## [WHAT YOU ARE ASKED TO DO]
Every line must be returned precisely as it is written.

-.-.-

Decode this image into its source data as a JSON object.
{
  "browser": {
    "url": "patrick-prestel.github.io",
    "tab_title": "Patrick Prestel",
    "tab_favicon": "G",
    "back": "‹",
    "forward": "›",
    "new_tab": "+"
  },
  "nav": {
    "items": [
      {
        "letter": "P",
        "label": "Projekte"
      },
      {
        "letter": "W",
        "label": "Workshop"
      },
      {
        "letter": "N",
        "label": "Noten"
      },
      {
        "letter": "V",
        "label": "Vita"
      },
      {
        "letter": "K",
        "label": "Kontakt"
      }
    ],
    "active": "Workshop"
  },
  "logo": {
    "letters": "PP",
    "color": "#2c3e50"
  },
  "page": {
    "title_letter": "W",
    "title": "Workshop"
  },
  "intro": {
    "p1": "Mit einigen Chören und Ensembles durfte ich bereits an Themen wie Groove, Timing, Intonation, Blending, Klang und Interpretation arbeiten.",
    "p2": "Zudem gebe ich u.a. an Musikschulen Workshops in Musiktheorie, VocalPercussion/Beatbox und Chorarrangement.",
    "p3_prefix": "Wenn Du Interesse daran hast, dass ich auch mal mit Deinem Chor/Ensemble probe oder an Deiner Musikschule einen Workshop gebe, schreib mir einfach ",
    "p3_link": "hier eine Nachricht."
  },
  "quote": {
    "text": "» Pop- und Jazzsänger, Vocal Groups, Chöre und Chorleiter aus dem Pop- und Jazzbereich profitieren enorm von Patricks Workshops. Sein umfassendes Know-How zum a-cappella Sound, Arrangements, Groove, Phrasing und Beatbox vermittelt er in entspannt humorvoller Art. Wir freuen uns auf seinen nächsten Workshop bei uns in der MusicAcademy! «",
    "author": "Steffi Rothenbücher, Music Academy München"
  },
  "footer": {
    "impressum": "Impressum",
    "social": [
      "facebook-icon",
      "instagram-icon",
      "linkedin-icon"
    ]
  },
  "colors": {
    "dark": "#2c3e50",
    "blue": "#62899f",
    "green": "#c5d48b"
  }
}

-.-.-

## [EXERCISE OUTPUT]
Decode this image into its source data as a JSON object.
{
  "browser": {
    "url": "patrick-prestel.github.io",
    "tab_title": "Patrick Prestel",
    "tab_favicon": "G",
    "back": "‹",
    "forward": "›",
    "new_tab": "+"
  },
  "nav": {
    "items": [
      {
        "letter": "P",
        "label": "Projekte"
      },
      {
        "letter": "W",
        "label": "Workshop"
      },
      {
        "letter": "N",
        "label": "Noten"
      },
      {
        "letter": "V",
        "label": "Vita"
      },
      {
        "letter": "K",
        "label": "Kontakt"
      }
    ],
    "active": "Workshop"
  },
  "logo": {
    "letters": "PP",
    "color": "#2c3e50"
  },
  "page": {
    "title_letter": "W",
    "title": "Workshop"
  },
  "intro": {
    "p1": "Mit einigen Chören und Ensembles durfte ich bereits an Themen wie Groove, Timing, Intonation, Blending, Klang und Interpretation arbeiten.",
    "p2": "Zudem gebe ich u.a. an Musikschulen Workshops in Musiktheorie, VocalPercussion/Beatbox und Chorarrangement.",
    "p3_prefix": "Wenn Du Interesse daran hast, dass ich auch mal mit Deinem Chor/Ensemble probe oder an Deiner Musikschule einen Workshop gebe, schreib mir einfach ",
    "p3_link": "hier eine Nachricht."
  },
  "quote": {
    "text": "» Pop- und Jazzsänger, Vocal Groups, Chöre und Chorleiter aus dem Pop- und Jazzbereich profitieren enorm von Patricks Workshops. Sein umfassendes Know-How zum a-cappella Sound, Arrangements, Groove, Phrasing und Beatbox vermittelt er in entspannt humorvoller Art. Wir freuen uns auf seinen nächsten Workshop bei uns in der MusicAcademy! «",
    "author": "Steffi Rothenbücher, Music Academy München"
  },
  "footer": {
    "impressum": "Impressum",
    "social": [
      "facebook-icon",
      "instagram-icon",
      "linkedin-icon"
    ]
  },
  "colors": {
    "dark": "#2c3e50",
    "blue": "#62899f",
    "green": "#c5d48b"
  }
}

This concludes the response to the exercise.